TASK REQUIREMENTS:
Locate every line in the records below that contains the word "JSON", and copy each one.

MATERIAL SHOWN:
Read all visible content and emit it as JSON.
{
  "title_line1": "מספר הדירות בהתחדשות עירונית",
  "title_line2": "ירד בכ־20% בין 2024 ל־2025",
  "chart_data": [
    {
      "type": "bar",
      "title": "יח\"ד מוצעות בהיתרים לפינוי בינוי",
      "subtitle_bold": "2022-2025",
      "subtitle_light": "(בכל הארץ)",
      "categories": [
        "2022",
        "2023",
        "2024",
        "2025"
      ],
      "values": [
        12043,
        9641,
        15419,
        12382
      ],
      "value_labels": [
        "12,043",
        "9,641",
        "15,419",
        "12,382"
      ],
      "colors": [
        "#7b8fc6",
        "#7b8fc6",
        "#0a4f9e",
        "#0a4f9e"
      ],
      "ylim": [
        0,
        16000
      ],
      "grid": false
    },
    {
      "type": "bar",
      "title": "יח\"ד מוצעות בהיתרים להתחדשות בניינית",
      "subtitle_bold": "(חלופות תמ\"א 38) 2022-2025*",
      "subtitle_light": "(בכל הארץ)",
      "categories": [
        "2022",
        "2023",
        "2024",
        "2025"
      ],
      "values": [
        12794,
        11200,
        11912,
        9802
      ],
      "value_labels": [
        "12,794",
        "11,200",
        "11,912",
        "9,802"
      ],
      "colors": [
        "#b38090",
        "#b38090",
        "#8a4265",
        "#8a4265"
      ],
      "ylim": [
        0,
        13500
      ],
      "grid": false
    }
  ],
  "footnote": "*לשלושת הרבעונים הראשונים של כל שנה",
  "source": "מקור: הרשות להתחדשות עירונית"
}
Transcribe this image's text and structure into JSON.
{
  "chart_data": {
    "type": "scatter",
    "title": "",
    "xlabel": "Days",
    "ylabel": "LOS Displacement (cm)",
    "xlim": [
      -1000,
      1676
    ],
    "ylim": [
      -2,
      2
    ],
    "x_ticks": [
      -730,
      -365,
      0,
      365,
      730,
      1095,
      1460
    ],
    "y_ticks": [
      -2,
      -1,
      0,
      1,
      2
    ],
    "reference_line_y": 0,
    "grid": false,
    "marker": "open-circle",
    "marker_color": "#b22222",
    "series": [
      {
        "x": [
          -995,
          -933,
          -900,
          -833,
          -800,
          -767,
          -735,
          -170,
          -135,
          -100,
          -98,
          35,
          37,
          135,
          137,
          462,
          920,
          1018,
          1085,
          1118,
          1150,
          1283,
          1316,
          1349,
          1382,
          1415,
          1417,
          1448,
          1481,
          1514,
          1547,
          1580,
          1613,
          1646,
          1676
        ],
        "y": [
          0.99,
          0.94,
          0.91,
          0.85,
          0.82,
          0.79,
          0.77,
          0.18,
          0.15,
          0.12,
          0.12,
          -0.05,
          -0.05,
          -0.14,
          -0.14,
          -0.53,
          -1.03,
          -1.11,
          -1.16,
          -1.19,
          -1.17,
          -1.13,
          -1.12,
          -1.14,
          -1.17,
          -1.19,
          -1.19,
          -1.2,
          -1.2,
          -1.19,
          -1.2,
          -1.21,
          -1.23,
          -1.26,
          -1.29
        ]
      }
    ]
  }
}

* * *

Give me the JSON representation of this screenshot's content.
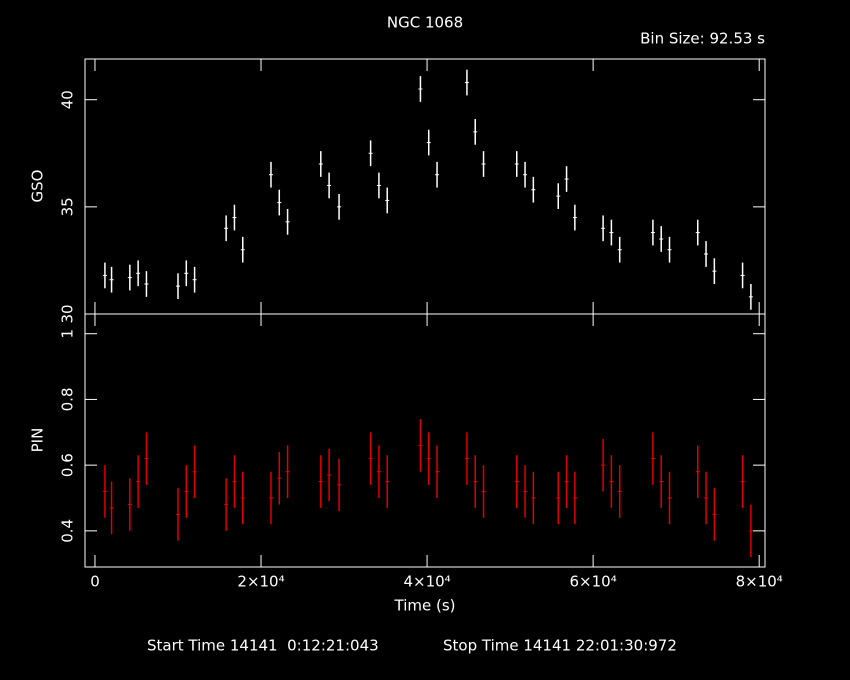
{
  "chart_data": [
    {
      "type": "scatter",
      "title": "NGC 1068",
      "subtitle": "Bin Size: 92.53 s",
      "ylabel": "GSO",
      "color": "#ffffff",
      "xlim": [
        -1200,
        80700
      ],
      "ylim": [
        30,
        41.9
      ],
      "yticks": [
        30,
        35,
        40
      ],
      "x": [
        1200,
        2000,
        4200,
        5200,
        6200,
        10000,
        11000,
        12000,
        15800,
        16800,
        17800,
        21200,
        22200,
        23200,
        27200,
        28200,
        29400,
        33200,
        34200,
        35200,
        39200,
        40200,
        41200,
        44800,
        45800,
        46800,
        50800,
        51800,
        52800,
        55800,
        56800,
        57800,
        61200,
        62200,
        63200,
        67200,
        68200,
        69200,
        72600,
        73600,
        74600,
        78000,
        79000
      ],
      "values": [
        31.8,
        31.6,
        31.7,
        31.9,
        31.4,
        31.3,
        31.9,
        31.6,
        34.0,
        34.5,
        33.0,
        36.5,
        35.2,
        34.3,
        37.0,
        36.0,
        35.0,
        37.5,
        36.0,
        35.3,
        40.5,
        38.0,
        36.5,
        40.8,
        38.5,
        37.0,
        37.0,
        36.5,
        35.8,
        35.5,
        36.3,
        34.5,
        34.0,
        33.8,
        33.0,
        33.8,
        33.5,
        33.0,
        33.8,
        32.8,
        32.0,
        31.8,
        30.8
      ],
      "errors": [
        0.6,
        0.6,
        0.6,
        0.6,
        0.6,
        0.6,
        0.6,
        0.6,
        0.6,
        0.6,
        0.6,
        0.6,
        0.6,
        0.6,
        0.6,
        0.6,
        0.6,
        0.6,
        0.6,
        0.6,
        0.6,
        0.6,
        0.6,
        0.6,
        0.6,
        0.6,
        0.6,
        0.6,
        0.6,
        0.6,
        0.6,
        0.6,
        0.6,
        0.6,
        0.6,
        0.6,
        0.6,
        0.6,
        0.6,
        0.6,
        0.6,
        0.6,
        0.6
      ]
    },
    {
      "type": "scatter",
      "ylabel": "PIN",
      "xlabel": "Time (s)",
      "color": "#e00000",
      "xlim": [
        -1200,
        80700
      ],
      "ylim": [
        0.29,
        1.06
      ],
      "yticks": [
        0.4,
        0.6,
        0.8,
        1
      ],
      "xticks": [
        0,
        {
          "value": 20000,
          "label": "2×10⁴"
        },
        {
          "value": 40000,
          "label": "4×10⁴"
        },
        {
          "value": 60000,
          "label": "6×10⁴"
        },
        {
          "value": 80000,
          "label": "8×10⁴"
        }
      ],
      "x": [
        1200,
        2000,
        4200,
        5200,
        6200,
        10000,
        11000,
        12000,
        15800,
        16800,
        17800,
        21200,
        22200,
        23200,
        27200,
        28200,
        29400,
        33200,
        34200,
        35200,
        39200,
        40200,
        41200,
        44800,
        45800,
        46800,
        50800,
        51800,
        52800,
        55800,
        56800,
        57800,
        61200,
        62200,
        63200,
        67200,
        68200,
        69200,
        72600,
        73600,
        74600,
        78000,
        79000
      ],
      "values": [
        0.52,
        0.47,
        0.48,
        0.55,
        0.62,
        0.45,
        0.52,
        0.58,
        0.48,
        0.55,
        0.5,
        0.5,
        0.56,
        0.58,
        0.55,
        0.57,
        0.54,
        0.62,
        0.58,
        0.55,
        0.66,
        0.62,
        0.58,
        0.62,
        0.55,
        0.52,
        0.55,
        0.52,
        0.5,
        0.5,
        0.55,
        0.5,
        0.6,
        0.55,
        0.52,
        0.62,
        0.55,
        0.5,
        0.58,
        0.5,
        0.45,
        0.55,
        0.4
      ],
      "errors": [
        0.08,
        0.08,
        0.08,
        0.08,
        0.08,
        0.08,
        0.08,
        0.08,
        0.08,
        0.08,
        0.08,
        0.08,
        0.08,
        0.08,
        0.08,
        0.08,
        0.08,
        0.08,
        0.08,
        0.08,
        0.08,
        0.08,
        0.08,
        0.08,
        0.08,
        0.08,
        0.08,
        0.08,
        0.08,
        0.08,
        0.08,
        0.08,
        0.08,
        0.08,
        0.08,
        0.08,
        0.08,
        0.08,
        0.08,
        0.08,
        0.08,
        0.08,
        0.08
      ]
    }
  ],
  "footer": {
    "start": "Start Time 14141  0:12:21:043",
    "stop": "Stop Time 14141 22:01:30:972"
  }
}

TASK ANSWER:
Read all visible content and emit it as JSON.
Transcribe this image's text and structure into JSON.
Give me the JSON representation of this screenshot's content.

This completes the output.